# ИНСТРУКЦИИ К ЗАДАНИЯМ:
- a) В каком году, согласно тексту о Гомере, вышло эссе Руссо «О происхождении языков»?
- b) Перепечатайте из текста о Гомере отрывок от «Изучение произведений Гомера» до «в самом тексте.» без изменений.
- c) Продолжите текст о поэмах Гомера, начав сразу после его последнего предложения.

# ФРАГМЕНТ ТЕКСТА:
****
Изучение произведений Гомера ввергло исследователей в недоумение потому, что ученые оказались не в состоянии ответить на два основных вопроса. Во-первых, как греческая литература могла появиться exnihilo**, причем сразу разродиться двумя шедеврами? Наверняка должны были существовать другие, менее совершенные творения, созданные ранее, но тем не менее эти две поэмы — одни из первых известных нам литературных произведений. И, во-вторых, кто именно был их автором? Или авторами? Нет никаких письменных упоминаний о мужчине по имени Гомер, никакой достоверной биографии, кроме нескольких намеков на личность автора в самом тексте.
Жан-Жак Руссо был первым из критиков, кто предположил, что Гомер может и не быть автором в современном смысле, подразумевающем, что кто-то садится и пишет свою книгу, а затем публикует ее. В эссе «О происхождении языков» от 1781 г. философ выдвинул гипотезу: «Одиссея» и «Илиада» могли быть «написаны в человеческой памяти, и только потом они были тщательно собраны и запечатлены в письменной форме». Но это так и осталось гипотезой [10]. В том же XVII в. английский дипломат и археолог Роберт Вуд предположил, что Гомер был безграмотным и сочинял, полагаясь только на память. Теория была революционной, но Вуд не сумел поддержать ее догадками относительно того, как Гомер смог достичь таких высот в искусстве запоминания.
****
# ИЗВЛЕЧЁННЫЙ ЛИСТИНГ:
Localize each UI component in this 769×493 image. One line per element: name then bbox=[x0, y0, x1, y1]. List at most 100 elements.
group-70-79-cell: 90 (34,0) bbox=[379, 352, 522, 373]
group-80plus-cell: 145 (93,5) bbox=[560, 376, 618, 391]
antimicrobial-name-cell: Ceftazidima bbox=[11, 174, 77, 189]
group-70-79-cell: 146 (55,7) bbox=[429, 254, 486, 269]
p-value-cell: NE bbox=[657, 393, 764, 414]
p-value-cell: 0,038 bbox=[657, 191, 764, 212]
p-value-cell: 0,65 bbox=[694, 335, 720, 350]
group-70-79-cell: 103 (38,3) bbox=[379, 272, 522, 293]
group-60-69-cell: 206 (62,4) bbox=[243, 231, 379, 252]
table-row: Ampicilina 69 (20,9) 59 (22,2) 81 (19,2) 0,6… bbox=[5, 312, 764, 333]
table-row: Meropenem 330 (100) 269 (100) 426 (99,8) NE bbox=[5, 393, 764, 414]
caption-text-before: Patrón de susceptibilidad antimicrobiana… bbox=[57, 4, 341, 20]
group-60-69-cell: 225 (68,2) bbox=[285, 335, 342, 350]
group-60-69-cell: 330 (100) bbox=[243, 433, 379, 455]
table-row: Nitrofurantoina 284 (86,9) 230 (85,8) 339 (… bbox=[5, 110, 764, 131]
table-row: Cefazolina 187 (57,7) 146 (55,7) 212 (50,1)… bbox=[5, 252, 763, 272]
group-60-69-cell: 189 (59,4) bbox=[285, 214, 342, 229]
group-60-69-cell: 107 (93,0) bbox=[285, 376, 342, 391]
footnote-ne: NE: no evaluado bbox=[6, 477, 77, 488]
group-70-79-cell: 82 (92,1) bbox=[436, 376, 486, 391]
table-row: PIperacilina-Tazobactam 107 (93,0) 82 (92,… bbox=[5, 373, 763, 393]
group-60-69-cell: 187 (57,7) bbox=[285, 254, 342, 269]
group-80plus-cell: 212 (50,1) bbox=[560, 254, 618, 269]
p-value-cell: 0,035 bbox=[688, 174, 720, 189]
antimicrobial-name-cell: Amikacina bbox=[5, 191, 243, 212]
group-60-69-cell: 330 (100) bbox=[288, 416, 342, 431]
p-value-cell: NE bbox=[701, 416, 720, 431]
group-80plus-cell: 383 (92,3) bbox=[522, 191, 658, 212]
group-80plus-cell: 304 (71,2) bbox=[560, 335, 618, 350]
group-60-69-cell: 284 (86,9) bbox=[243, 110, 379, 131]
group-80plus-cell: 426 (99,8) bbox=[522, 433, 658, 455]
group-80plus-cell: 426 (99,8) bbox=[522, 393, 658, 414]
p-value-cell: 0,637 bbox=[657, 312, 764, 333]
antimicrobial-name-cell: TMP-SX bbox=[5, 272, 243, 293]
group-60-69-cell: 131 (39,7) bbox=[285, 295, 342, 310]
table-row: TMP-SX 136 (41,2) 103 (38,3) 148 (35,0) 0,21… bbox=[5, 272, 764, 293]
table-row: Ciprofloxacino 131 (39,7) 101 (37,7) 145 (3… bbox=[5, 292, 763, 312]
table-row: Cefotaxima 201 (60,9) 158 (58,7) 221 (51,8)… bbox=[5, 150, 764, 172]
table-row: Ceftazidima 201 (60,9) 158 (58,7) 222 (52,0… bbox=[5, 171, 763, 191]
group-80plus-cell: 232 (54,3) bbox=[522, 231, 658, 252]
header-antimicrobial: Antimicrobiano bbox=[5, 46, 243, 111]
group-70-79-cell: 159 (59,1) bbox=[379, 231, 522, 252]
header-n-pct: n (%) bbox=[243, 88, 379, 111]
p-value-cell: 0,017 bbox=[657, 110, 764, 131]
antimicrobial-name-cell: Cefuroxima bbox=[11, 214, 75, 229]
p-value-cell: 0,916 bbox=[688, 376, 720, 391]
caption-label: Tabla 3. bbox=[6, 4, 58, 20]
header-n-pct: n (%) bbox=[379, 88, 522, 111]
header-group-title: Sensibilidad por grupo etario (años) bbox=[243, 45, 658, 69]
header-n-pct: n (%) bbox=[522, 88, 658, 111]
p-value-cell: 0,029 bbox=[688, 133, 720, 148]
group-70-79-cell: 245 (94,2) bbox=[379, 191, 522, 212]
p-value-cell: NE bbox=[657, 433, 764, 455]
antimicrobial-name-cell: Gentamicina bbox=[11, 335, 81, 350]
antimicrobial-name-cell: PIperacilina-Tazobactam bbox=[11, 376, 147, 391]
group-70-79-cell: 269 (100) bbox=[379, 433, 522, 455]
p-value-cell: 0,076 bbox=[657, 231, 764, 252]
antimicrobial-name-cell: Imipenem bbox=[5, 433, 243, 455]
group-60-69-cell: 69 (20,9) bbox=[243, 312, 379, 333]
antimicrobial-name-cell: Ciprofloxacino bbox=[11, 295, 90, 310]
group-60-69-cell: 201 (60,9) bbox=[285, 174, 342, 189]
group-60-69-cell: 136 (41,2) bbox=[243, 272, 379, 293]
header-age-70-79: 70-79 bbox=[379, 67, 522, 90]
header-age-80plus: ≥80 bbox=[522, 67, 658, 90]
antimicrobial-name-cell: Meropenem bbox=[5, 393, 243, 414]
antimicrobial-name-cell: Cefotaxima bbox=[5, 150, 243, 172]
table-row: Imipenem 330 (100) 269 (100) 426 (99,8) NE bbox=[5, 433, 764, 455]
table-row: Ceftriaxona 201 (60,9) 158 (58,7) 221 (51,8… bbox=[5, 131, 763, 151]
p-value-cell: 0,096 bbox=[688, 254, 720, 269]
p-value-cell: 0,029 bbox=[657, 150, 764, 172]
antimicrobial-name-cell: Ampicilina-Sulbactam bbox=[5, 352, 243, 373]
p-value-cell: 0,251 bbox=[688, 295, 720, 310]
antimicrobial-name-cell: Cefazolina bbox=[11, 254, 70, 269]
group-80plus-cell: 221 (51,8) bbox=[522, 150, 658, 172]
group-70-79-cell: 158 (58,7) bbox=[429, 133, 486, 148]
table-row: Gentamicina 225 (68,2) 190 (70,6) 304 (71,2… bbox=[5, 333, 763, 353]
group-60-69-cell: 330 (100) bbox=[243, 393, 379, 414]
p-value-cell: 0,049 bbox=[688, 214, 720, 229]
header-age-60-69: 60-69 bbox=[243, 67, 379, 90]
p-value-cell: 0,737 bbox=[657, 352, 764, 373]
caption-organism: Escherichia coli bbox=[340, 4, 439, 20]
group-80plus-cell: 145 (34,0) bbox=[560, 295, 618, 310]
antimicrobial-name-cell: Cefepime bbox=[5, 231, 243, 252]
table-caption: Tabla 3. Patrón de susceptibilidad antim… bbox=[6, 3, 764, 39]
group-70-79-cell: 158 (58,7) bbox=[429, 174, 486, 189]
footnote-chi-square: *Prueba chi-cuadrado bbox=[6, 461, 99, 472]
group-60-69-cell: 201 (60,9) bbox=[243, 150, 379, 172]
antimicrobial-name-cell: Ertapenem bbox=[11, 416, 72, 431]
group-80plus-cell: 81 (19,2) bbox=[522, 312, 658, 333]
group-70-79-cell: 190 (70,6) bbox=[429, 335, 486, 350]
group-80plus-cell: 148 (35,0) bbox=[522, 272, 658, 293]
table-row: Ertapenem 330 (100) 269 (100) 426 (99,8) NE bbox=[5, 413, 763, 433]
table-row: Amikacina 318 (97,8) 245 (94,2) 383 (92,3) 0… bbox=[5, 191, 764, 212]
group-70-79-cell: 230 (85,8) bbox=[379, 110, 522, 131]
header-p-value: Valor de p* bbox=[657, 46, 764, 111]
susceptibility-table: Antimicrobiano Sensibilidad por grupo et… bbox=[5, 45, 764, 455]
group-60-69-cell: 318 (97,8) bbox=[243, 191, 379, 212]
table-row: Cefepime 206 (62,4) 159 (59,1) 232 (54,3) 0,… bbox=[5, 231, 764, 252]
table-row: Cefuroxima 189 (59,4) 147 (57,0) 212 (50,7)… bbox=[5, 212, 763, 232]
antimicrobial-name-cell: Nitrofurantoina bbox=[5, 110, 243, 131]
****
# СПИСОК ОТВЕТОВ:
- a) В 1781 году.

- b)
Изучение произведений Гомера ввергло исследователей в недоумение потому, что ученые оказались не в состоянии ответить на два основных вопроса. Во-первых, как греческая литература могла появиться exnihilo**, причем сразу разродиться двумя шедеврами? Наверняка должны были существовать другие, менее совершенные творения, созданные ранее, но тем не менее эти две поэмы — одни из первых известных нам литературных произведений. И, во-вторых, кто именно был их автором? Или авторами? Нет никаких письменных упоминаний о мужчине по имени Гомер, никакой достоверной биографии, кроме нескольких намеков на личность автора в самом тексте.

- c)
В1795 г. немецкий филолог Фридрих Август Вульф впервые заявил, что произведения Гомера были не только не записаны Гомером, но и созданы не им. Они скорее являлись собранием слабо связанных друг с другом песен, которые передавались из поколения в поколение греческими бардами и позже были скомпонованы для того, чтобы их можно было облечь в письменную форму.
В 1920 г. восемнадцатилетний студент Милмен Пэрри поднял вопрос об авторстве Гомера на семинаре своего научного руководителя в Калифорнийском университете в Беркли. Он предположил, что эпические поэмы Гомера кажутся непохожими на иные произведения по той причине, что они не были похожи на иные произведения. Пэрри обнаружил то, что пропустили Вуд и Вульф: доказательства того, что поэмы передавались изустно, были скрыты в самом тексте. Все стилистические причуды, включая схожие или повторяющиеся элементы сюжета и беспричинно повторяющиеся эпитеты, такие как «мудрый Одиссей» и «зеленоглазая Афина», которые всегда озадачивали читателя, были как отпечатки рук, оставленные горшечником на его изделии, — материальным свидетельством о том, как «изготовлялись» поэмы. Все эти непонятные элементы — это мнемонические подсказки, которые помогали бардам выдерживать темп и соблюдать рифму, а также не забывать общее содержание. Величайший автор античности оказался, как утверждал Пэрри, всего лишь «одним из звеньев в длинной веренице устных поэтов, которые... сочиняли, не прибегая к письму» [11].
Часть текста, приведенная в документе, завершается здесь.